Collected data entries
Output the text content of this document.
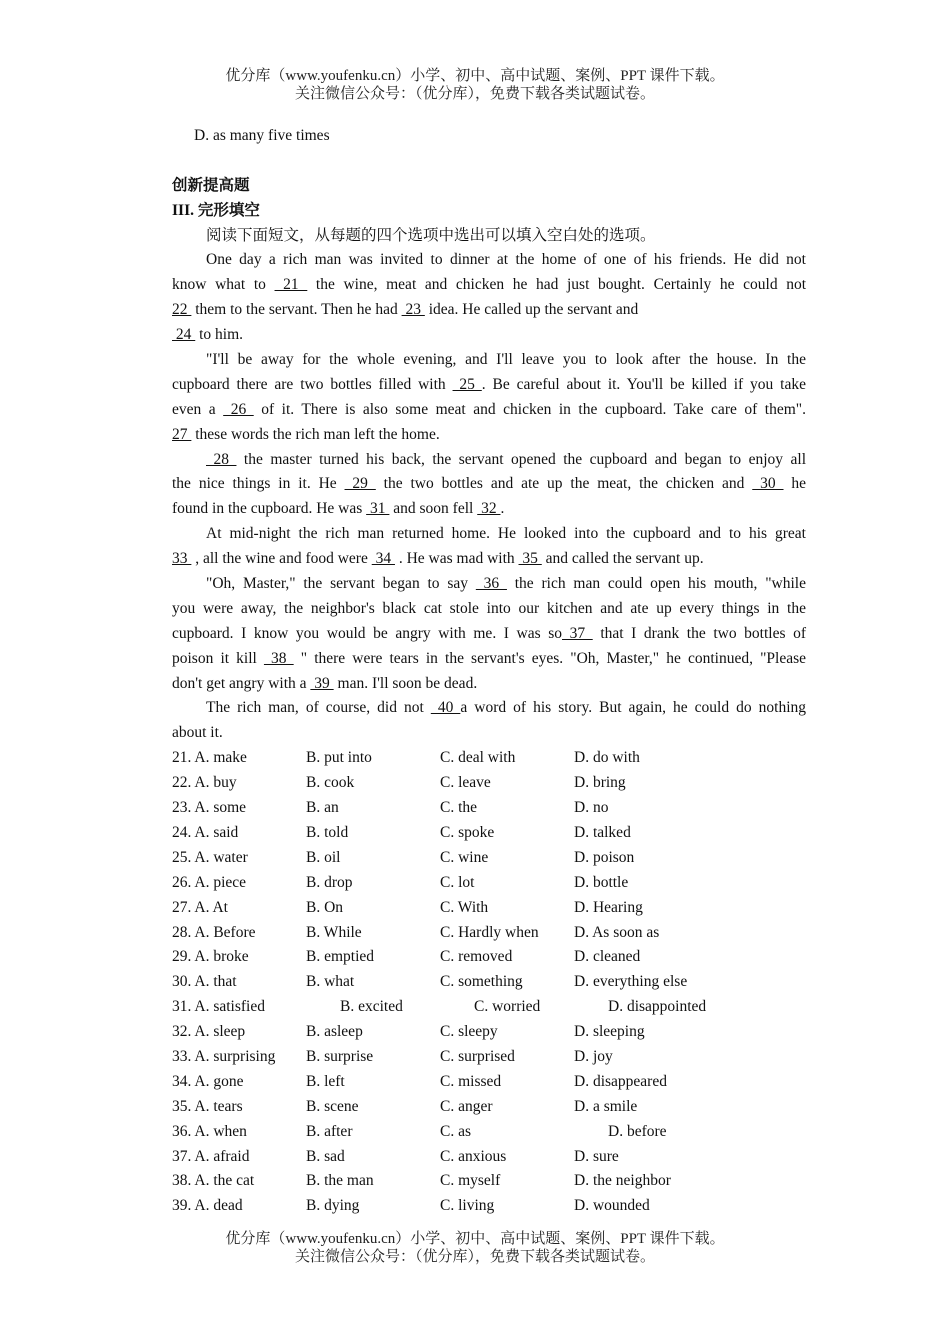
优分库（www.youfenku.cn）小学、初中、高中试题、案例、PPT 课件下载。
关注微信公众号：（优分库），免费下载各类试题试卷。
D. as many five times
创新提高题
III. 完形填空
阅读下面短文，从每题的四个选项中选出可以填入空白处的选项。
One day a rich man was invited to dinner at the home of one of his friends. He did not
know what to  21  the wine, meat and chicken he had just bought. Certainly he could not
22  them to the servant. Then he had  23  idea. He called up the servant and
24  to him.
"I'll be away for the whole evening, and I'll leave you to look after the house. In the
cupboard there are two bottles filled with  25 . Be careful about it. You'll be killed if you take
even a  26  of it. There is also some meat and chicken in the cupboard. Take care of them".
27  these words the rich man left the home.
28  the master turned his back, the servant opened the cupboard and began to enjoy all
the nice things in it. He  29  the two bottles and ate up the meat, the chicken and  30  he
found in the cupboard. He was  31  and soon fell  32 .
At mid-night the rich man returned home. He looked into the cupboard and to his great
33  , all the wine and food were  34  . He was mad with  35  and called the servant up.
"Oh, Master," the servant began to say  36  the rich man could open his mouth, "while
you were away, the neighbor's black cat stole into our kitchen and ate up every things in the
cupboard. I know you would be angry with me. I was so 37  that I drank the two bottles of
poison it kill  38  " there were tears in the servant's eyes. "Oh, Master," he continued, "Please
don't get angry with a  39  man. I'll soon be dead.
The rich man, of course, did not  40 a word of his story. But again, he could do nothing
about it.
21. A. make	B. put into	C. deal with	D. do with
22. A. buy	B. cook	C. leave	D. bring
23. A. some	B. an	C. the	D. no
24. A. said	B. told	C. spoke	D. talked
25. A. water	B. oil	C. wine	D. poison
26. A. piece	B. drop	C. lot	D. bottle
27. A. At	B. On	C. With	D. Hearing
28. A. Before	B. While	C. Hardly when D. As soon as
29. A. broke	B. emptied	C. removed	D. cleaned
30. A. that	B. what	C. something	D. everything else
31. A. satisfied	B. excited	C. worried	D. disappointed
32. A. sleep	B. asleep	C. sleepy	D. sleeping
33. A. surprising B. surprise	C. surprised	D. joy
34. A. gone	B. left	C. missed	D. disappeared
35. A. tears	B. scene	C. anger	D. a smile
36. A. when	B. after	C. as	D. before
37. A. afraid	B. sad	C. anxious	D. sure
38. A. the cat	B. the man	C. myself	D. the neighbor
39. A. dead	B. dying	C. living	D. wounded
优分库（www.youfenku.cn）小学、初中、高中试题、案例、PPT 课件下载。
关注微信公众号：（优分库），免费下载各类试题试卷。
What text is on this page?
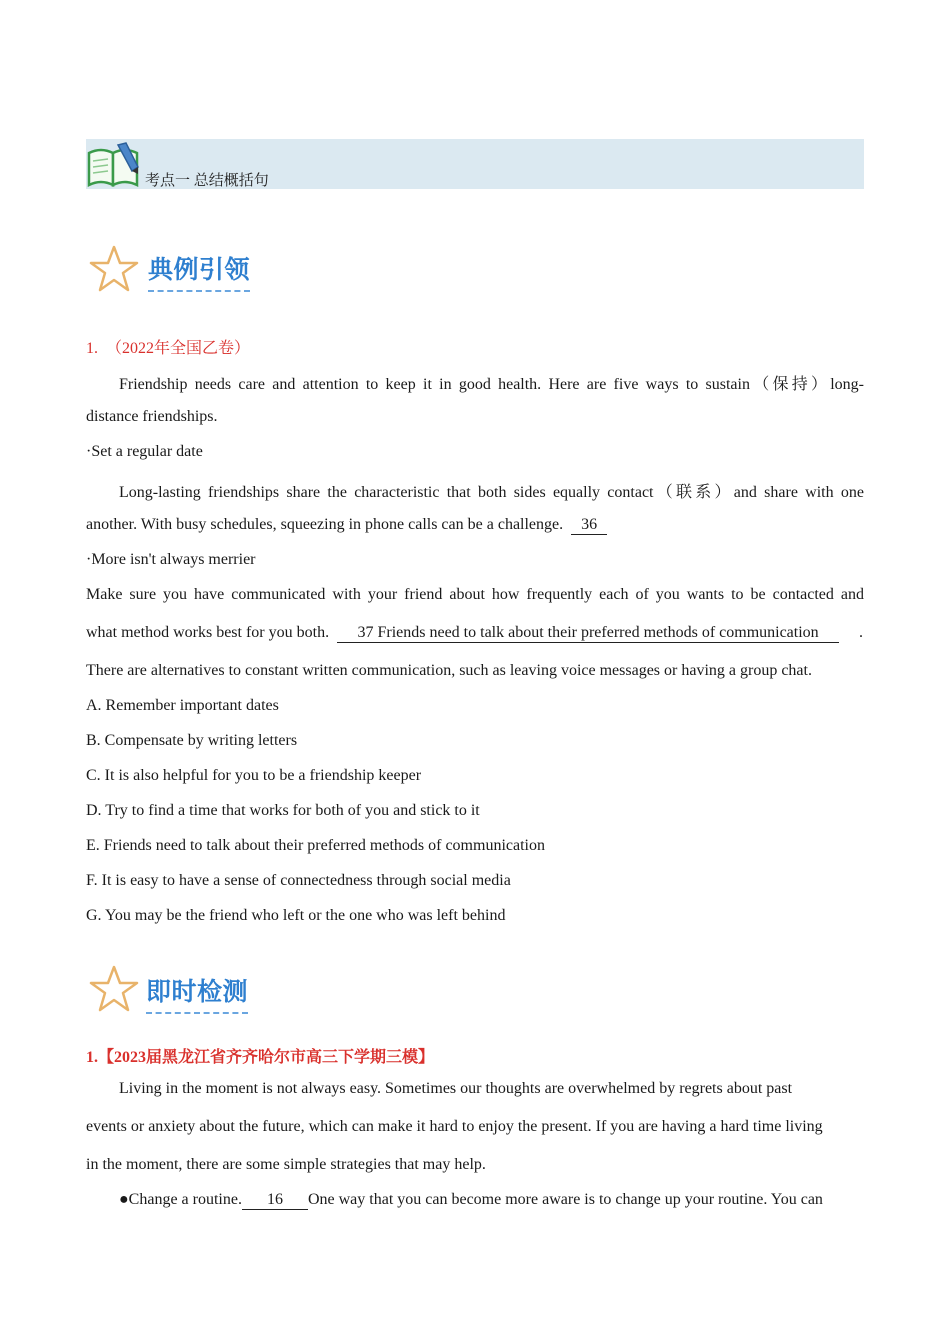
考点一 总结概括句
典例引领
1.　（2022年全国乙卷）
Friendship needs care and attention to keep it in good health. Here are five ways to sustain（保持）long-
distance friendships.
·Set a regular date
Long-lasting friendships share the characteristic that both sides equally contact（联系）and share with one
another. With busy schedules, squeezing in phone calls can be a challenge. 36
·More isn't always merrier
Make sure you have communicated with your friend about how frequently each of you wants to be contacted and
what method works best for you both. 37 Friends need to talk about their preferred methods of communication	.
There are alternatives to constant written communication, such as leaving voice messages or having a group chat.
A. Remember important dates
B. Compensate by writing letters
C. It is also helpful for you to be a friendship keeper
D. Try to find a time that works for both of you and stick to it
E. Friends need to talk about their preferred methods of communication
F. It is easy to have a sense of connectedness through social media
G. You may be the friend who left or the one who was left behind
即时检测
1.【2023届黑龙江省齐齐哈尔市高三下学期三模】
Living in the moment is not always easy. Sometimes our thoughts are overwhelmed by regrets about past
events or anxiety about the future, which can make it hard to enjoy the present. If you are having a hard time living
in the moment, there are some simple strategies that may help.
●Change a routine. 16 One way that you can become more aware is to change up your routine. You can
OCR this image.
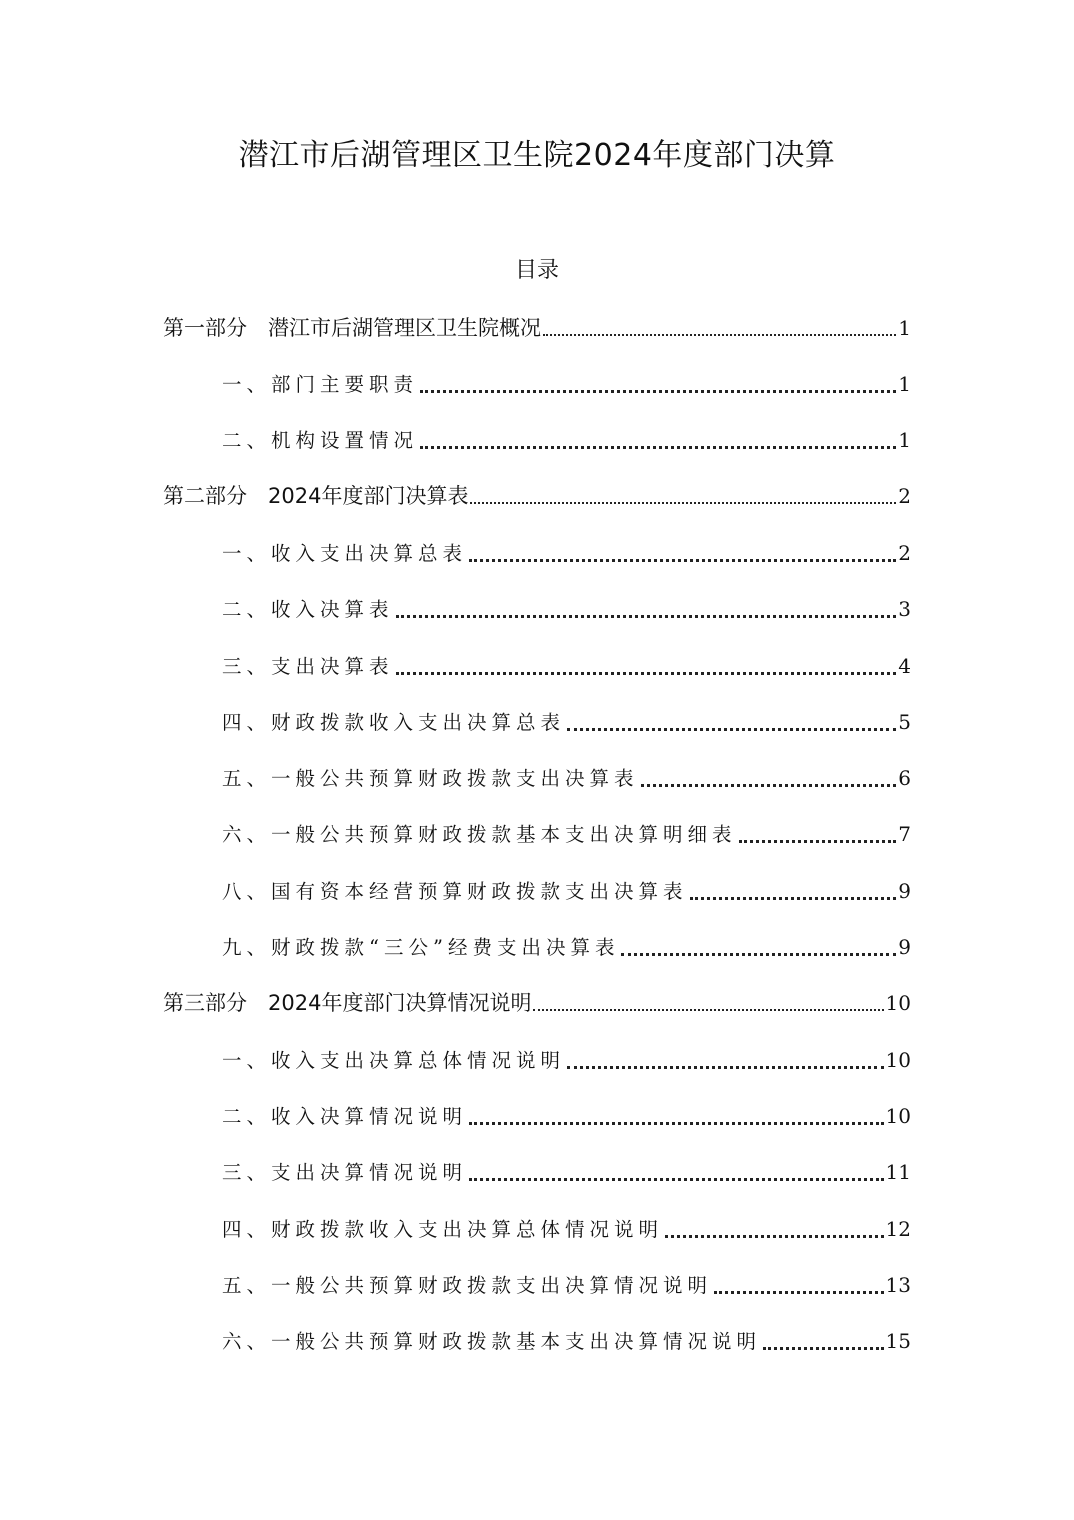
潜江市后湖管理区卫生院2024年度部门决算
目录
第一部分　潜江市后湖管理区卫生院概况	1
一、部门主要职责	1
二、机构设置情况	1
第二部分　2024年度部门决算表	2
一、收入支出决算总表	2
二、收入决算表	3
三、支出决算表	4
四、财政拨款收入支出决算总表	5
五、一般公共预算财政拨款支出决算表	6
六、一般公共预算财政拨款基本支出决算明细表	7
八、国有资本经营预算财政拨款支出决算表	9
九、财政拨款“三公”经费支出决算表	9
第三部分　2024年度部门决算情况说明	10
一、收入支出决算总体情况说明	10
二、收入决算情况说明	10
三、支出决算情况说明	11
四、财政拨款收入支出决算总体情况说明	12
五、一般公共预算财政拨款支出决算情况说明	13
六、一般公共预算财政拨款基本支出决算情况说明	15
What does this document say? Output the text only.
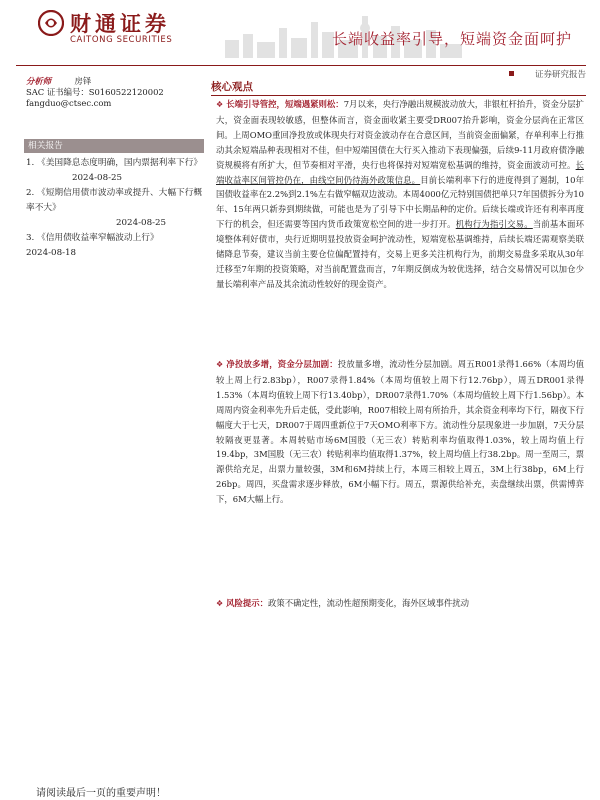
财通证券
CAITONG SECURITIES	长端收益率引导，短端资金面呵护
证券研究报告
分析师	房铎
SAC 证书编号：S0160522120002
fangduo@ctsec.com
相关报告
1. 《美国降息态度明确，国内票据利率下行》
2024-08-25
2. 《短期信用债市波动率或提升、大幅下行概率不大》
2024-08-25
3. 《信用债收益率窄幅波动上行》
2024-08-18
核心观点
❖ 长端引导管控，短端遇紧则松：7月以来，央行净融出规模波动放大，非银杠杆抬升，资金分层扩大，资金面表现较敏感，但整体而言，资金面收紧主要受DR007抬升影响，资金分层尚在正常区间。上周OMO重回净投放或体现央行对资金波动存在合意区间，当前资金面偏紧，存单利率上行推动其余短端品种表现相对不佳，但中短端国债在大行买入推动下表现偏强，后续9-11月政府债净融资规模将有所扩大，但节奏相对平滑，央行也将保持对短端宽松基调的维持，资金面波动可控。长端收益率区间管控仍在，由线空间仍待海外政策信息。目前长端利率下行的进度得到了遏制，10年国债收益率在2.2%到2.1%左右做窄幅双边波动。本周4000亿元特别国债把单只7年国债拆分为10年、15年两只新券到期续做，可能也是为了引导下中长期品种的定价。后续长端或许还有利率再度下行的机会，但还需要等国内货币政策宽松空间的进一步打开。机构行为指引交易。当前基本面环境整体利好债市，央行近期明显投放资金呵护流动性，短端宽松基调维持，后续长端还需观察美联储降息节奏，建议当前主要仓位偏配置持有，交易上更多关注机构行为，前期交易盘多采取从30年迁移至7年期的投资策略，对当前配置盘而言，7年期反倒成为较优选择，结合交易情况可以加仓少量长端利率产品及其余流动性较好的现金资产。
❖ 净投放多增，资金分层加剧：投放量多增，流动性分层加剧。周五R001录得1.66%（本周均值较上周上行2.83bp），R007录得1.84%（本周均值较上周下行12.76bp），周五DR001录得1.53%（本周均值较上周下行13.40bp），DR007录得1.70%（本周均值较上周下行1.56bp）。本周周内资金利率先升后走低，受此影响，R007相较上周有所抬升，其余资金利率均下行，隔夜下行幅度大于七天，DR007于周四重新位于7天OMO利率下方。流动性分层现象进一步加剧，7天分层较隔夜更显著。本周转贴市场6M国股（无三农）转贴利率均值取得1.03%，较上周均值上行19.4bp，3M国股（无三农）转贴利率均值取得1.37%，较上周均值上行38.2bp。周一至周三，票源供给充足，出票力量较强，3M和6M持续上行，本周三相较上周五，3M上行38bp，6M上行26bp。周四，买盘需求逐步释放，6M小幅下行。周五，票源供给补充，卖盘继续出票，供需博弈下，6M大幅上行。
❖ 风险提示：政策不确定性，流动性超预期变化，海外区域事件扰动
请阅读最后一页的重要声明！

GOAL OF THE EXERCISE: Find the number of lines in which the word "left" occurs, and write nothing but that number.

FINISHED TASK: 3